**Task 1:** According to the text about pieces that quote Beethoven, what is Dieter Schnebel's Beethoven Symphony (1985) written for?
**Task 2:** Carry on the text about pieces that quote Beethoven, starting right after its last sentence.

**Extracted text:**
<<<<
Ok, Ian, this is a tough one. Here are my answers as fully as I can find them (having little or no German made researching the Schnebel tricky)  Shocked

Ives – Piano Sonata No.2, Concord (each movement quotes the opening bars of Beethoven’s 5th Symphony)

Walter Murphy - "A Fifth of Beethoven"  - disco version of Beethoven's Fifth Symphony

Finnissy - History of Photography in Sound – Concert 2: Capitalist realism (with Sicilian male nudes and Bachian paraphrases) quotes Beethoven’s 5th Symphony as well as String Quartet Op.18 No.5 and Piano Sonata Op.10 No.1

Dieter Schnebel - Beethoven Symphony (1985) (Re-Visionen I, no. 2) for percussion and chamber ensemble...no idea which piece of Beethoven it quotes, but as the others quote the 5th, I’ll go with that one as the link.
>>>>
**Extracted data:**
<<<<
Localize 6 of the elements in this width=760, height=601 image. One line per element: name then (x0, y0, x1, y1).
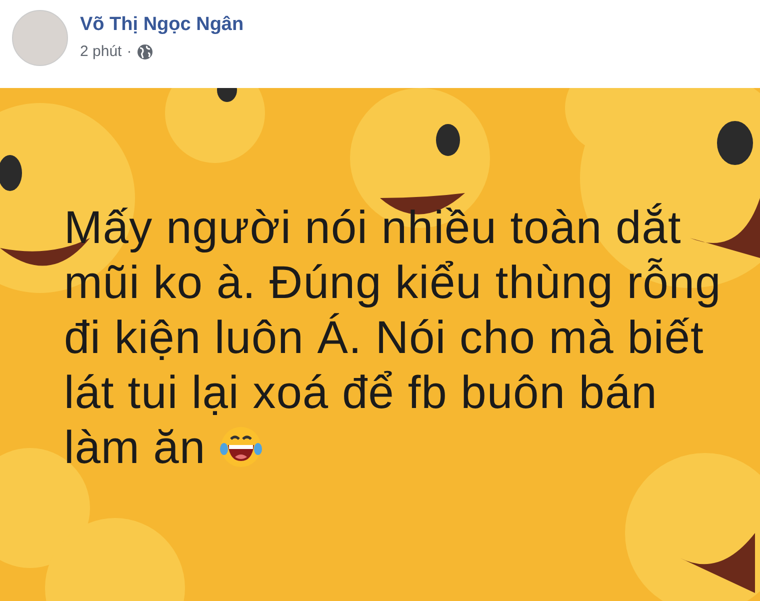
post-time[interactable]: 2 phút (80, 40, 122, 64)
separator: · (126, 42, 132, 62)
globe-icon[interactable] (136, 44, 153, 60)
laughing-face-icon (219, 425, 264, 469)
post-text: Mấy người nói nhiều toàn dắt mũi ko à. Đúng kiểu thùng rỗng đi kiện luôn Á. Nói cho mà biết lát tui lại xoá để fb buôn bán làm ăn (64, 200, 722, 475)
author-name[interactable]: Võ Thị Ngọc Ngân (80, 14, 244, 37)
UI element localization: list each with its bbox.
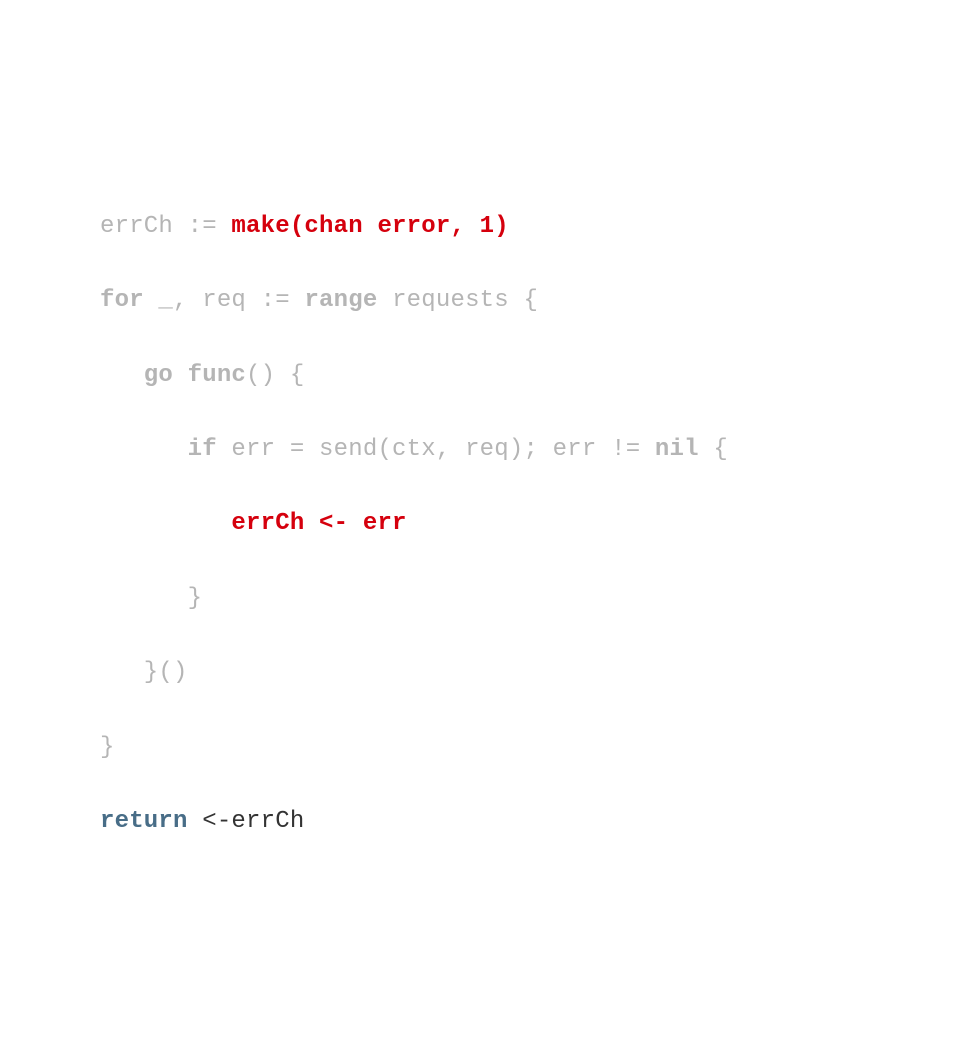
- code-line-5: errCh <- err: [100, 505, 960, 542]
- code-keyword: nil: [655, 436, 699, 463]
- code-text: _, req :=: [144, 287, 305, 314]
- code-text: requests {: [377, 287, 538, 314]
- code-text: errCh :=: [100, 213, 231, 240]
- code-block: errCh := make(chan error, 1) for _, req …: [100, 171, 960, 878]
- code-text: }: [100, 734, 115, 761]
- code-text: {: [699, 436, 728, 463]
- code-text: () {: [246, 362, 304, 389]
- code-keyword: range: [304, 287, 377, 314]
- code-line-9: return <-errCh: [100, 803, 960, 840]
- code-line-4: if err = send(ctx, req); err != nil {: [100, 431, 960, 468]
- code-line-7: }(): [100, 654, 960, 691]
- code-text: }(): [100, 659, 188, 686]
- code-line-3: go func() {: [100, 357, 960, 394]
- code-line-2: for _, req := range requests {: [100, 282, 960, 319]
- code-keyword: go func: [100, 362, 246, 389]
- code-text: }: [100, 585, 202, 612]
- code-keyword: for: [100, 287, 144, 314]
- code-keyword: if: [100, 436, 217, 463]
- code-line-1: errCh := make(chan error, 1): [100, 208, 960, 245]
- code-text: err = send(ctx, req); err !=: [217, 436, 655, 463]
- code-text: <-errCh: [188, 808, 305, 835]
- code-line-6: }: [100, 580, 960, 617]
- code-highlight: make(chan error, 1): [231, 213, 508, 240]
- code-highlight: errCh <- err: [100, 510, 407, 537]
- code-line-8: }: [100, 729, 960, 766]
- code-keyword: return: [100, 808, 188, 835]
>>>>
<<<<
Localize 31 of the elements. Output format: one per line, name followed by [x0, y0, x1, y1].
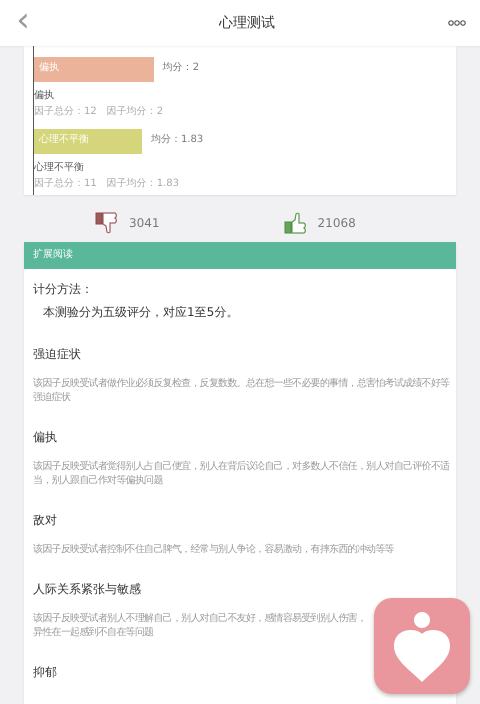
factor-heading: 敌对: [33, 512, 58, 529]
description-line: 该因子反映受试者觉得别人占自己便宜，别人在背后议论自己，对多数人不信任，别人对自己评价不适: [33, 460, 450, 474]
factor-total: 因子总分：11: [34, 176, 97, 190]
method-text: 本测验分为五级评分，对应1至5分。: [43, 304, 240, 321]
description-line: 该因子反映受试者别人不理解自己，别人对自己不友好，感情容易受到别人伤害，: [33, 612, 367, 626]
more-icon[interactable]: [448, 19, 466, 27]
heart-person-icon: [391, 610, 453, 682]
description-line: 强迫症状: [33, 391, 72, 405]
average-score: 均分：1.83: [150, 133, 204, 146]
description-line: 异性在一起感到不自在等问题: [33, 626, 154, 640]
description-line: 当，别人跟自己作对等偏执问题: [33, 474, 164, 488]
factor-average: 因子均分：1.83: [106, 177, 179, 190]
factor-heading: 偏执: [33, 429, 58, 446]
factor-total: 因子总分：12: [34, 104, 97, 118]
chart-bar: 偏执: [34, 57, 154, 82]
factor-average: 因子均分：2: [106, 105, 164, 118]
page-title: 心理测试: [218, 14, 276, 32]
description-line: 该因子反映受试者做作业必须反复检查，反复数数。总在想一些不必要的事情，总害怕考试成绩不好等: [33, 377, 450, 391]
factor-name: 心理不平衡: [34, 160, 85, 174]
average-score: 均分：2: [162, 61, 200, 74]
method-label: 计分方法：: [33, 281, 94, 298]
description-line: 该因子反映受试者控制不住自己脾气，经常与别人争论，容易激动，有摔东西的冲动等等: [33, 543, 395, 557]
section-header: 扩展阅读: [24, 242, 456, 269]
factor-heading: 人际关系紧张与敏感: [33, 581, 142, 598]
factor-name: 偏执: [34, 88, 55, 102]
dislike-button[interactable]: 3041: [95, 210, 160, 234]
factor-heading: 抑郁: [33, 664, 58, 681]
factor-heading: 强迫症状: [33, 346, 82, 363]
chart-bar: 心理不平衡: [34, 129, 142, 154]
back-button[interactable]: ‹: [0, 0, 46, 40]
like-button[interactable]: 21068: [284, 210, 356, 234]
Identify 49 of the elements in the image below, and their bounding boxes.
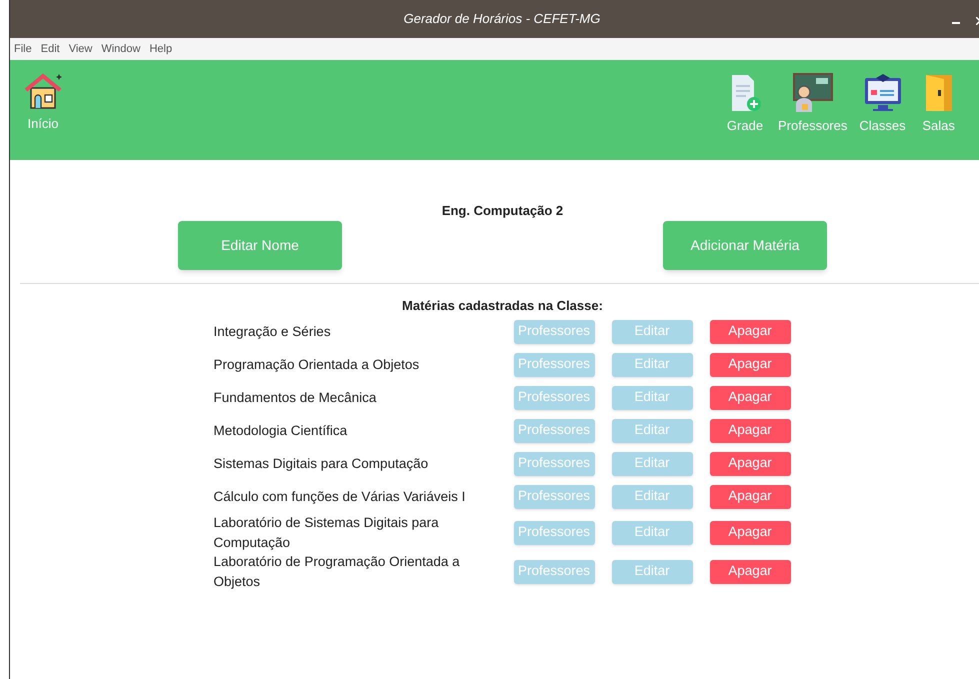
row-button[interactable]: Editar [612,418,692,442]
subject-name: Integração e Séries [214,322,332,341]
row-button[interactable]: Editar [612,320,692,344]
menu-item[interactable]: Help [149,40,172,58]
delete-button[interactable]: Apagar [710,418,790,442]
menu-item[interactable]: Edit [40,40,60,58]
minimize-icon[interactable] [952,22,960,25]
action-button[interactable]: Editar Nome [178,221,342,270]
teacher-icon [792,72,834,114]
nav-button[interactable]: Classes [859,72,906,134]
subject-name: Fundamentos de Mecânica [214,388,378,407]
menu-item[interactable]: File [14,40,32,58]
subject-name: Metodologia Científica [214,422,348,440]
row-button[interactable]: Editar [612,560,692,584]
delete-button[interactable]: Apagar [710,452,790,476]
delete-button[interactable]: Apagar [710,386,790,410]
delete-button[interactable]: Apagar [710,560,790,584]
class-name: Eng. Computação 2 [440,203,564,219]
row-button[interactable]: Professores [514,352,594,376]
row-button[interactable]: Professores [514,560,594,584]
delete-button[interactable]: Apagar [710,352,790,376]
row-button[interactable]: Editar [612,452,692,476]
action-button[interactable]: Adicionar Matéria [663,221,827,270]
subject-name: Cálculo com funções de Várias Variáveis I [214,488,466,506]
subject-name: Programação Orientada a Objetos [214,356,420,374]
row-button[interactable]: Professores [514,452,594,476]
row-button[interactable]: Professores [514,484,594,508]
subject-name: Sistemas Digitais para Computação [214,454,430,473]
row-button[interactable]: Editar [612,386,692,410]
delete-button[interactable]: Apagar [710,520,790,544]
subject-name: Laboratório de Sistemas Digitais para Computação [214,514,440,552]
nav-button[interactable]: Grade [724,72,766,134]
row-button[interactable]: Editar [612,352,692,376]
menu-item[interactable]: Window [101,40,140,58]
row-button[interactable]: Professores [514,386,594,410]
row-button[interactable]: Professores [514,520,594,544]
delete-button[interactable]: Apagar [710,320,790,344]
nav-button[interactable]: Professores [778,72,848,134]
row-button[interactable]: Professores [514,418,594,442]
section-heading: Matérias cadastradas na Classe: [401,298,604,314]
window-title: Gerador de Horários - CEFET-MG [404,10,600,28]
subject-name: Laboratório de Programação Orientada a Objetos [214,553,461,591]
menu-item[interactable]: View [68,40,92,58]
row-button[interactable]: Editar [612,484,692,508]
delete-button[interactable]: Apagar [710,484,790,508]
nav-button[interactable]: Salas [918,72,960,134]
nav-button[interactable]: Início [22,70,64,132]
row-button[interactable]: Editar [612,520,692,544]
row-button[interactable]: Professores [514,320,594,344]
>>>>
**Expected answer 1:** Percussion and chamber ensemble.

**Expected answer 2:**
Fingers crossed!!



Exactly right!

Here is Philip Brett on the Walter Murphy rendition:

'even the opening of Beethoven's Fifth Symphony, that quintessential model of heroic masculinity, met its gay destiny when, tricked out with a heavy beat and other accoutrements, it hit the Disco scene in the 1970s as ‘A Fifth of Beethoven’. '

(from the unedited Grove entry on Lesbian and Gay Music, at http://www.rem.ufpr.br/REMv7/Brett_Wood/Brett_and_Wood.html )

Any thoughts on this (do any gay posters here agree)?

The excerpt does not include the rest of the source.